───── Given records
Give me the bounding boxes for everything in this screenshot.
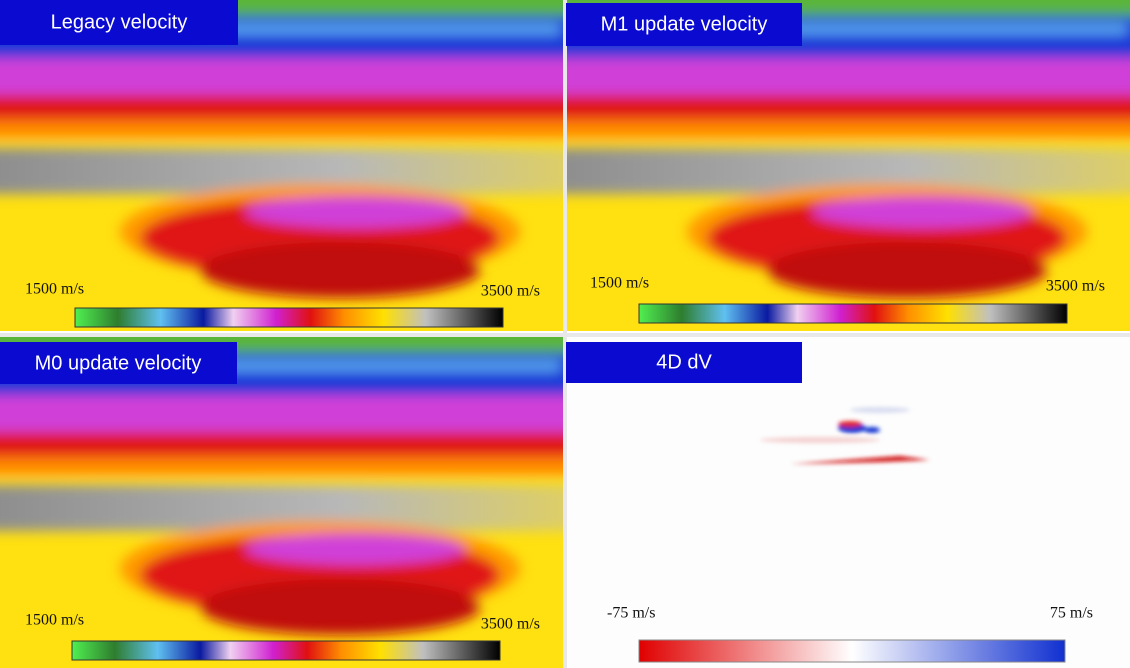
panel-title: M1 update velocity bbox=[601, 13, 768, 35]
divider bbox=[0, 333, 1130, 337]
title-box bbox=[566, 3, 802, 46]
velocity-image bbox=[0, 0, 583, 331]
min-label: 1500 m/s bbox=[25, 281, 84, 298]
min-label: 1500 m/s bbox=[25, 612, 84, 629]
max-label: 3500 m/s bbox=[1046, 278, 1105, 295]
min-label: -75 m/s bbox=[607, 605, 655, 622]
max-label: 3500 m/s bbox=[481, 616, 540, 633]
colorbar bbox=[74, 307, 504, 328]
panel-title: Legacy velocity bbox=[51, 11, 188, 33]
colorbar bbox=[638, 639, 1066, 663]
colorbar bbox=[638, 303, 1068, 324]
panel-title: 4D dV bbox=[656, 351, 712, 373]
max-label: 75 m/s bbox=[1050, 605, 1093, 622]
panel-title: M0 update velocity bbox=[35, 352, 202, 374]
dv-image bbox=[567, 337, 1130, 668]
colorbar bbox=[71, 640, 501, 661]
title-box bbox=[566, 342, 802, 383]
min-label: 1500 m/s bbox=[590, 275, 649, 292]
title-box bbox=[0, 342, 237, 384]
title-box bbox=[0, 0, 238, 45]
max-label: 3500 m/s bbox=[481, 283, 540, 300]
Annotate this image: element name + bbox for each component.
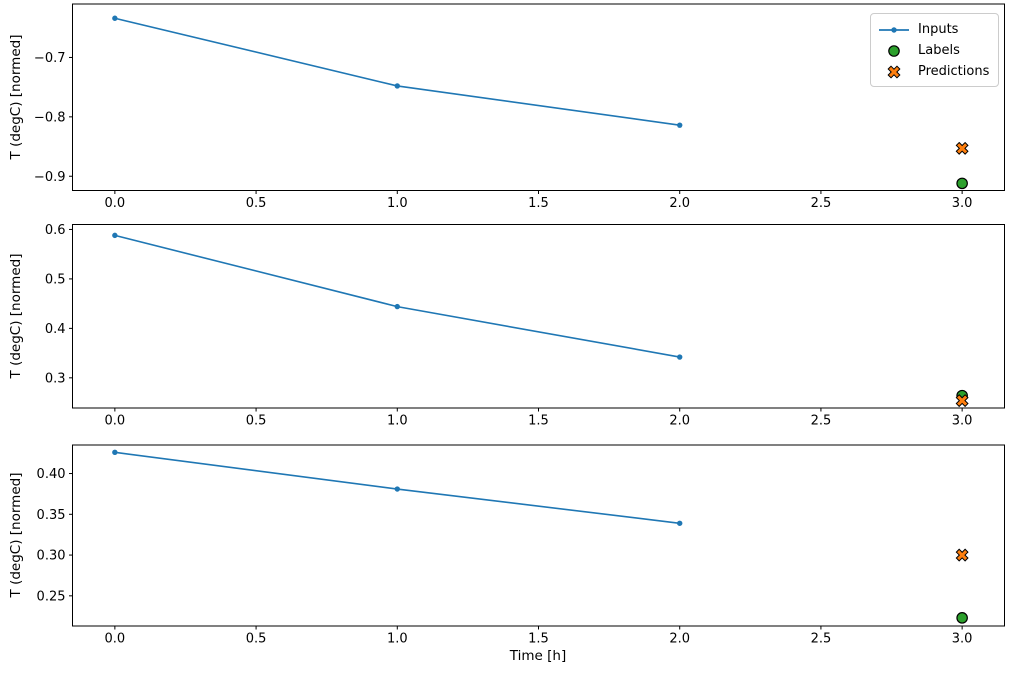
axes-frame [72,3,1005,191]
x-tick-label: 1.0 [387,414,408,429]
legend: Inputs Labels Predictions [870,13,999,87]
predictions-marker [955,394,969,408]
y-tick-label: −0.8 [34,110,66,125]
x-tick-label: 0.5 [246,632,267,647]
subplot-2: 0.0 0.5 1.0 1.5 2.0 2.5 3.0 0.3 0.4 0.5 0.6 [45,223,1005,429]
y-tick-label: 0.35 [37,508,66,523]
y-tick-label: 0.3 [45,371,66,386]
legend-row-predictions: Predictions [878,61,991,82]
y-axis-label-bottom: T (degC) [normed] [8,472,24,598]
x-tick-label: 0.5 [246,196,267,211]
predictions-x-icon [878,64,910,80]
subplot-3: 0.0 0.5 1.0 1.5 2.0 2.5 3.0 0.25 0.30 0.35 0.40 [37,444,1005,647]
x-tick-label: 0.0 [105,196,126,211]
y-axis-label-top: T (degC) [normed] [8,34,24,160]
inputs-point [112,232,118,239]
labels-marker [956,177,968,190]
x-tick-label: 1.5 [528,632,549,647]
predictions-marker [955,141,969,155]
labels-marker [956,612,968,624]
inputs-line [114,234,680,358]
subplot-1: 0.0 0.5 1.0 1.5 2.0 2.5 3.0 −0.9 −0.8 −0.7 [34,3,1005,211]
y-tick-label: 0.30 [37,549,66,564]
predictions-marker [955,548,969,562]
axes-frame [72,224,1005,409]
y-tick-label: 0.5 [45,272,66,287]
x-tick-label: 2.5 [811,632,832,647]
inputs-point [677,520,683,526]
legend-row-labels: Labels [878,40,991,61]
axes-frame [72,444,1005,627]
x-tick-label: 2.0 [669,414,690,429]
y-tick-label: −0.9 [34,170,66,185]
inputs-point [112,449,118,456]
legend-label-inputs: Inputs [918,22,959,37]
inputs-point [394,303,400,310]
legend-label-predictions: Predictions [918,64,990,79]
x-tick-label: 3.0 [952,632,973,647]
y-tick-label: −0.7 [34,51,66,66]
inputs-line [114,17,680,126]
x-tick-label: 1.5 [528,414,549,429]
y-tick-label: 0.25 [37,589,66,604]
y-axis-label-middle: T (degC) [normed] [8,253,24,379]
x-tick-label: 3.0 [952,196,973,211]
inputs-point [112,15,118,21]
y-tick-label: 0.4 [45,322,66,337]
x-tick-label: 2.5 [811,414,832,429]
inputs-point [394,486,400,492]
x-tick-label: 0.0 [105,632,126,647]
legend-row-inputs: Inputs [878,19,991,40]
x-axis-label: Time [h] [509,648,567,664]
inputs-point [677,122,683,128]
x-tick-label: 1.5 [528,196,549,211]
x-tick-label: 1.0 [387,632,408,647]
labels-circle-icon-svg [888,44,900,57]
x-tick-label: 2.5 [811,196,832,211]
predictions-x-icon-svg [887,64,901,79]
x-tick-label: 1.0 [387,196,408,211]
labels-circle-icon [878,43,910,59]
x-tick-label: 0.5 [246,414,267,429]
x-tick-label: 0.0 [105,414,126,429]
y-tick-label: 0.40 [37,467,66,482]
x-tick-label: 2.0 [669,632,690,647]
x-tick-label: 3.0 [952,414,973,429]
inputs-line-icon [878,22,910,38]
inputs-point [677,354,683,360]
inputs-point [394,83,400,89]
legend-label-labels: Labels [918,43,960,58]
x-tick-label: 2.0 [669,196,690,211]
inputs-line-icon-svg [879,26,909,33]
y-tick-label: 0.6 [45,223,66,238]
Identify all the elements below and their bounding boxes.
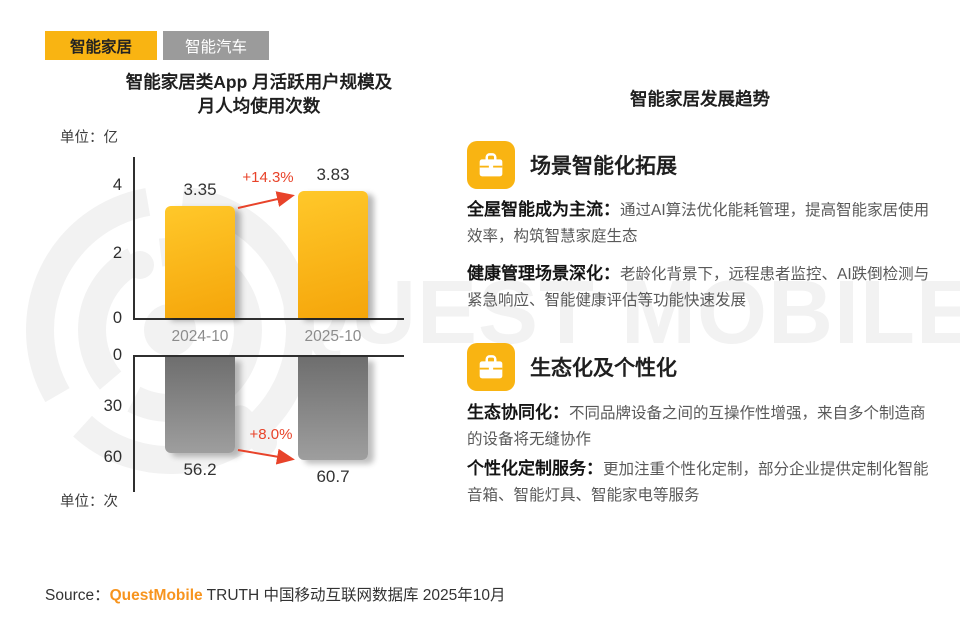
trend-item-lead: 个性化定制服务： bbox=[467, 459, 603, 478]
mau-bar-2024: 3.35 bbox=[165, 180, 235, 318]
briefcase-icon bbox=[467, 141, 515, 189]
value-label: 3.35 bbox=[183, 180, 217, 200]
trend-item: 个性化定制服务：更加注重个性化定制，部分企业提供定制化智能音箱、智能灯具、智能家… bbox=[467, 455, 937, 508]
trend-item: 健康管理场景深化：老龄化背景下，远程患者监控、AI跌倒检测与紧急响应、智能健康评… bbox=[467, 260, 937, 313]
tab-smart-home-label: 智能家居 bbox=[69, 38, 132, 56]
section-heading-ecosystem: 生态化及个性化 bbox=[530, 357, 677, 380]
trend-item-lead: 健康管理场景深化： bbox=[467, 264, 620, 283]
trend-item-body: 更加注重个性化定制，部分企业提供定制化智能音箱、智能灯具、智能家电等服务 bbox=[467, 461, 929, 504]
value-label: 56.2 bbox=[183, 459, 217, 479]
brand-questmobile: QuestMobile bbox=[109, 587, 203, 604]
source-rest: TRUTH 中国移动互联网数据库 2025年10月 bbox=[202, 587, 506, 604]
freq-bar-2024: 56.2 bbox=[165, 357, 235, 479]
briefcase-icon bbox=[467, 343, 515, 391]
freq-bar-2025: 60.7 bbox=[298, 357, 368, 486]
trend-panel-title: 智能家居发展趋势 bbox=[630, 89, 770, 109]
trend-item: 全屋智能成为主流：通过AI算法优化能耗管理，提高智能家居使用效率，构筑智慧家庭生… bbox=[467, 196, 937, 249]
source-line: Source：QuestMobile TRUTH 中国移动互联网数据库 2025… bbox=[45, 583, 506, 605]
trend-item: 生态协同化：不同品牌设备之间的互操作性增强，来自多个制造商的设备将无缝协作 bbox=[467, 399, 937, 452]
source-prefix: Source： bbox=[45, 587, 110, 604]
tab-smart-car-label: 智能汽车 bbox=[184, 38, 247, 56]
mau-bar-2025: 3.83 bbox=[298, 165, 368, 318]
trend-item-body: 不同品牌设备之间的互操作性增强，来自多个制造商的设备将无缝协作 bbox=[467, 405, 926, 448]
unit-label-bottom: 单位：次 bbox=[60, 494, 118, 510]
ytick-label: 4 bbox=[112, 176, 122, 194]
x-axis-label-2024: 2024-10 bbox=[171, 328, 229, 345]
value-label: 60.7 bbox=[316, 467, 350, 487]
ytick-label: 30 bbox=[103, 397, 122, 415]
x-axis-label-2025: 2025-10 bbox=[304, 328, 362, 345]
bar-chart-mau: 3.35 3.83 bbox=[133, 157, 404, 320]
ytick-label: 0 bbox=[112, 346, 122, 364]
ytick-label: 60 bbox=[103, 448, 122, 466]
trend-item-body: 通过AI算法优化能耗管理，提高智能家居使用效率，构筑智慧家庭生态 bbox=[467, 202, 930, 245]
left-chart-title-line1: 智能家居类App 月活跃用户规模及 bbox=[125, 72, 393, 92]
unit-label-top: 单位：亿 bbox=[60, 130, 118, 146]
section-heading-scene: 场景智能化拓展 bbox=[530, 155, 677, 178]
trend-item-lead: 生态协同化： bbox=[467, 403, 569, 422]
──────────
Work to complete:
Reproduce verbatim the portion of the records that begins with the line containing "trend-item-lead: 个性化定制服务： bbox=[467, 459, 603, 478]" and ends with the line containing "freq-bar-2024: 56.2 bbox=[165, 357, 235, 479]", including both of those lines.

Output for this exercise:
trend-item-lead: 个性化定制服务： bbox=[467, 459, 603, 478]
mau-bar-2024: 3.35 bbox=[165, 180, 235, 318]
briefcase-icon bbox=[467, 141, 515, 189]
value-label: 3.35 bbox=[183, 180, 217, 200]
trend-item: 个性化定制服务：更加注重个性化定制，部分企业提供定制化智能音箱、智能灯具、智能家… bbox=[467, 455, 937, 508]
trend-item: 健康管理场景深化：老龄化背景下，远程患者监控、AI跌倒检测与紧急响应、智能健康评… bbox=[467, 260, 937, 313]
tab-smart-home-label: 智能家居 bbox=[69, 38, 132, 56]
section-heading-ecosystem: 生态化及个性化 bbox=[530, 357, 677, 380]
trend-item-lead: 健康管理场景深化： bbox=[467, 264, 620, 283]
trend-item-body: 更加注重个性化定制，部分企业提供定制化智能音箱、智能灯具、智能家电等服务 bbox=[467, 461, 929, 504]
value-label: 56.2 bbox=[183, 459, 217, 479]
brand-questmobile: QuestMobile bbox=[109, 587, 203, 604]
source-rest: TRUTH 中国移动互联网数据库 2025年10月 bbox=[202, 587, 506, 604]
freq-bar-2024: 56.2 bbox=[165, 357, 235, 479]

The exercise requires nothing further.